### ACTIONS TO TAKE
A: List every distinct big-O expression in the complexity text below, as it appears there.
B: For each statement, say whether the complexity text below supports it, and quote the words that decide it. (i) Each move allows going left, going right, or staying put. (ii) When arrLen ≤ steps, the number of states is O(steps²). (iii) When starting at 0 and returning to 0, the maximum distance that can be traveled is steps // 2.

### TEXT BLOCK
☆ ☆ ☆ ☆ ☆

Since we start at position 0 and have steps moves, with each move allowing us to go left, right, or stay, the maximum distance we can reach from origin is steps. Therefore:

• The number of unique states is O(steps × min(steps, arrLen))
• When arrLen > steps, the effective positions we can reach are limited to [0, steps], making it O(steps²)
• When arrLen ≤ steps, we have O(steps × arrLen) states

The reference answer simplifies this to O(steps × steps) because in most practical scenarios, the positions we can actually reach are limited by the number of steps, effectively making the complexity O(steps²) for both time and space.

Learn more about how to find time and space complexity quickly.

Common Pitfalls

1. Not Optimizing the Search Space

A critical optimization that's easy to miss is that we don't need to consider positions beyond min(arrLen, steps // 2 + 1). Since we start at position 0 and must return to 0, the maximum distance we can travel is steps // 2 (go out and come back). Many solutions fail to include this optimization, leading to unnecessary computation and potential timeout for large inputs.

☆ ☆ ☆ ☆ ☆

### DATA BLOCK
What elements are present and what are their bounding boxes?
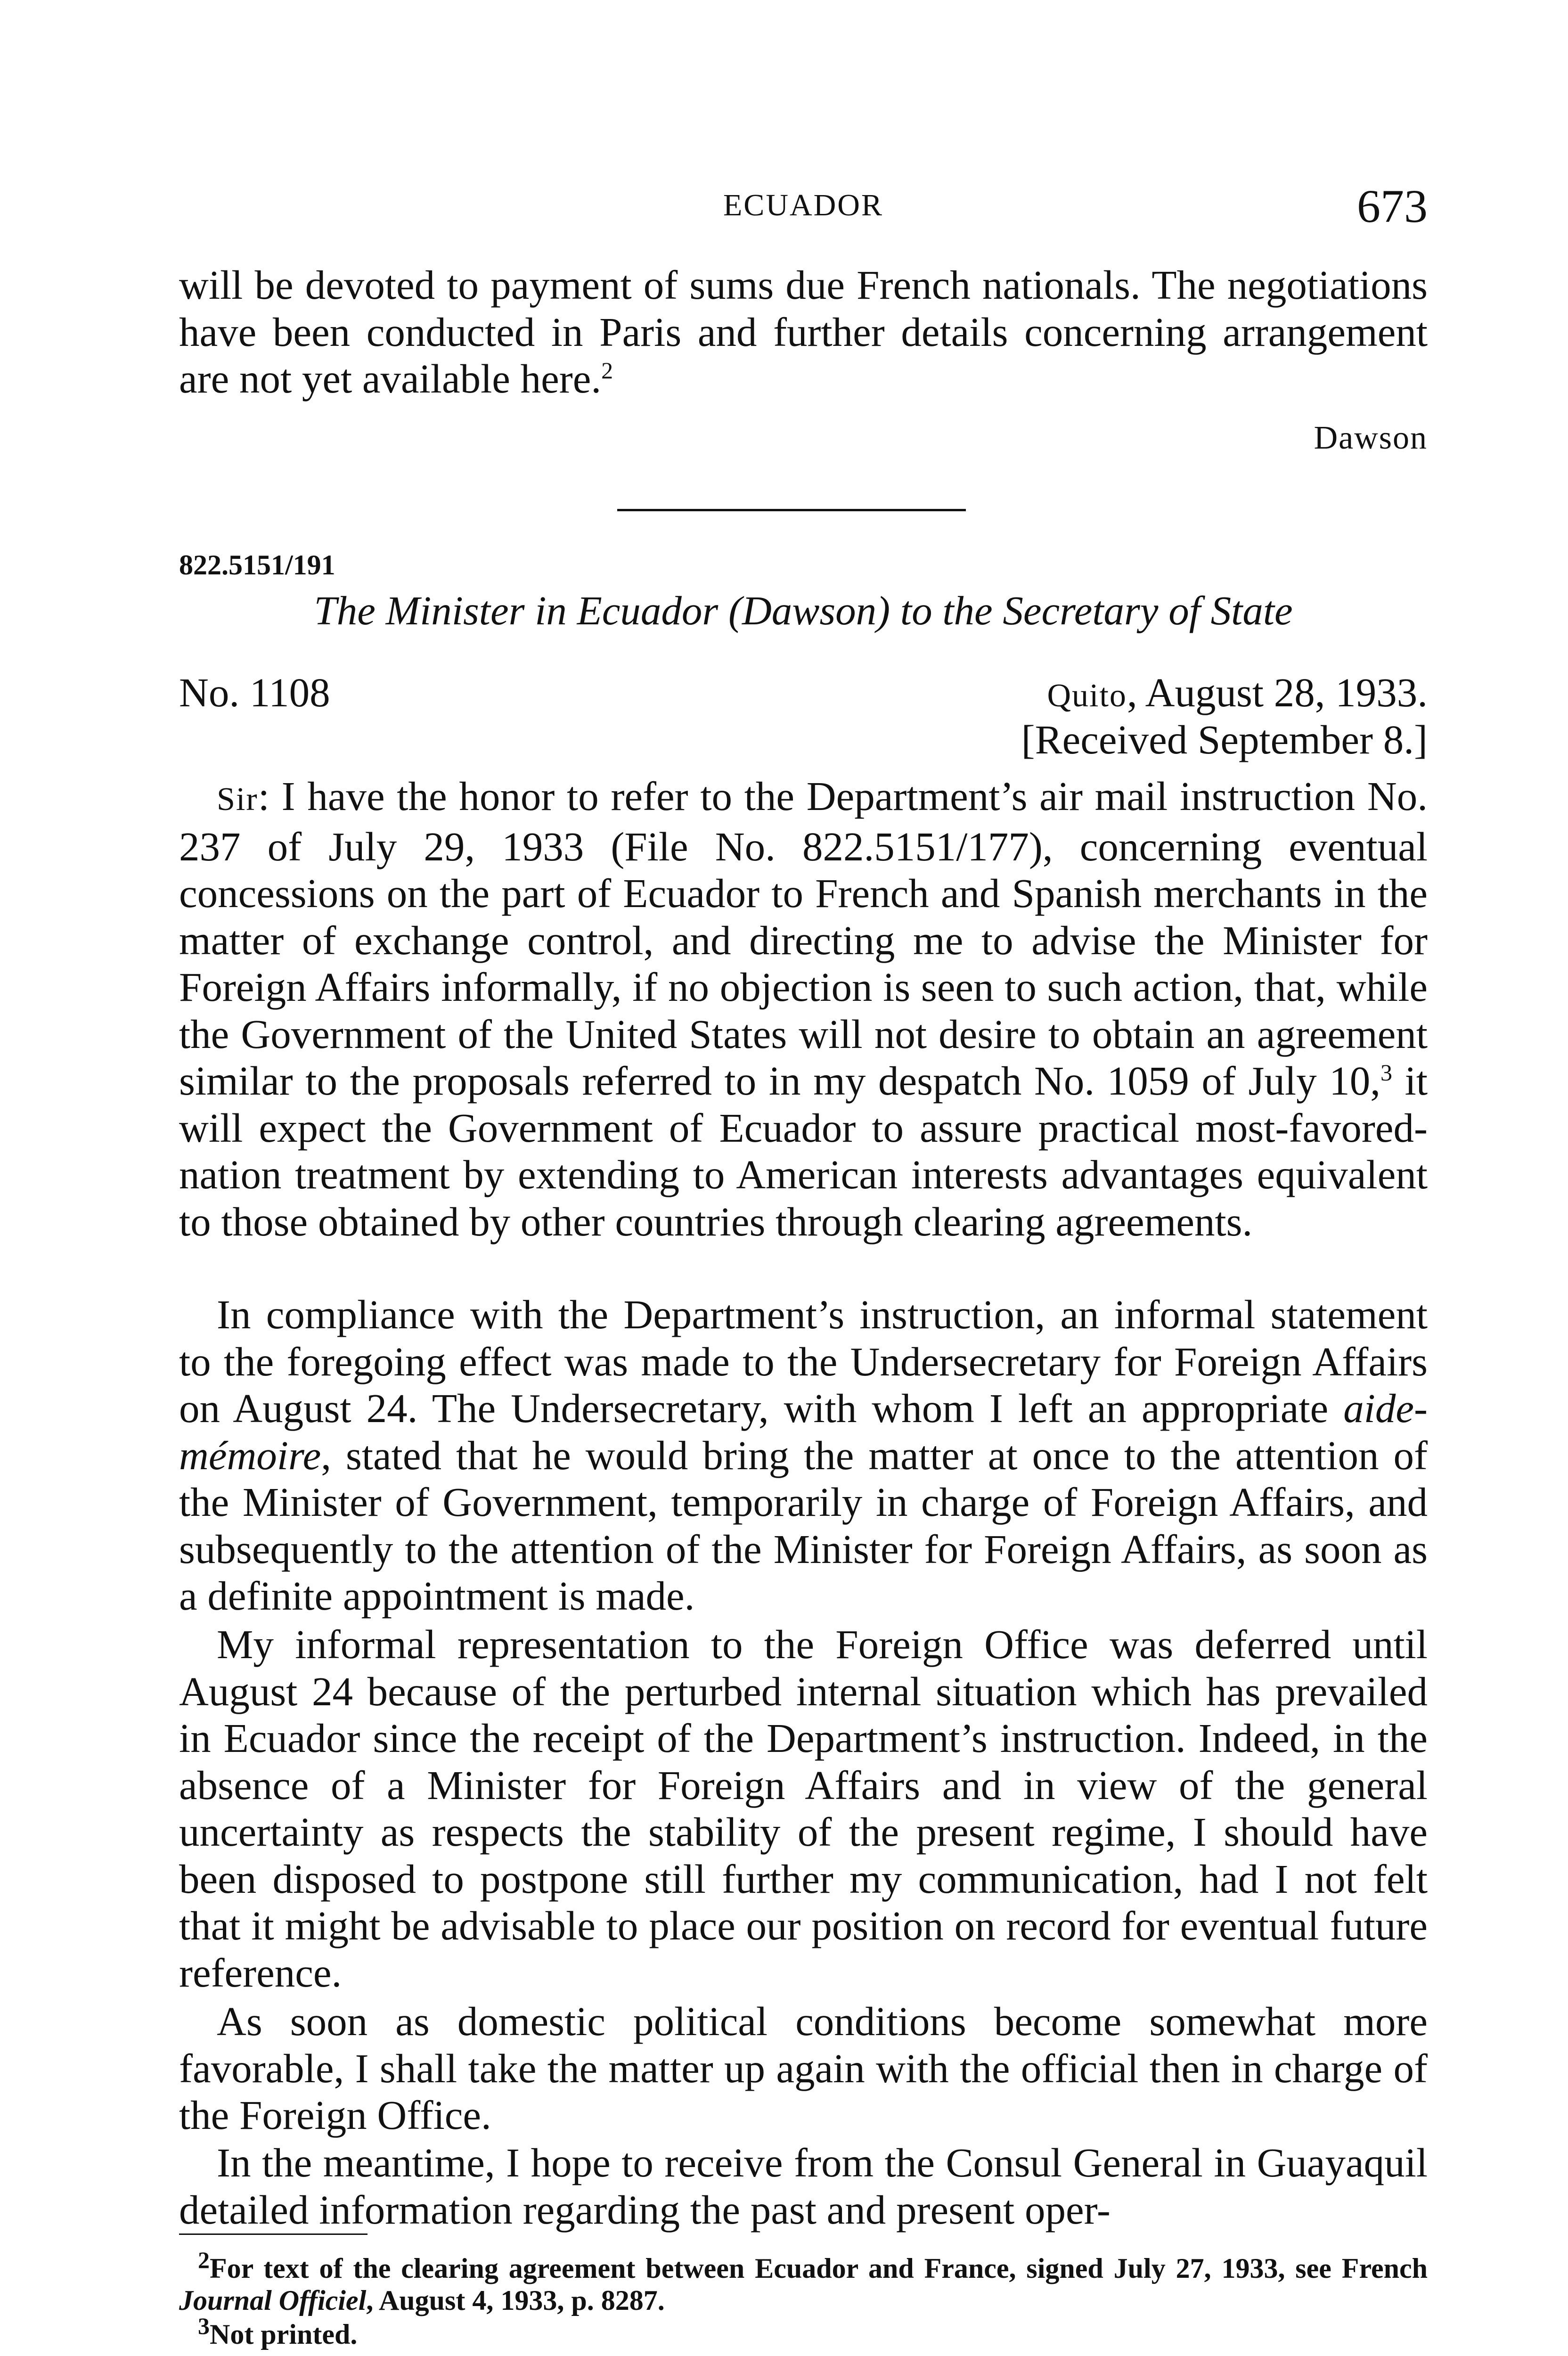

☆ ☆ ☆ ☆ ☆

### RESPONSES BY TASK
A:
O(steps × min(steps, arrLen))
O(steps²)
O(steps × arrLen)
O(steps × steps)

B:
(i) Yes: "with each move allowing us to go left, right, or stay"
(ii) No: "When arrLen ≤ steps, we have O(steps × arrLen) states"
(iii) Yes: "the maximum distance we can travel is steps // 2 (go out and come back)"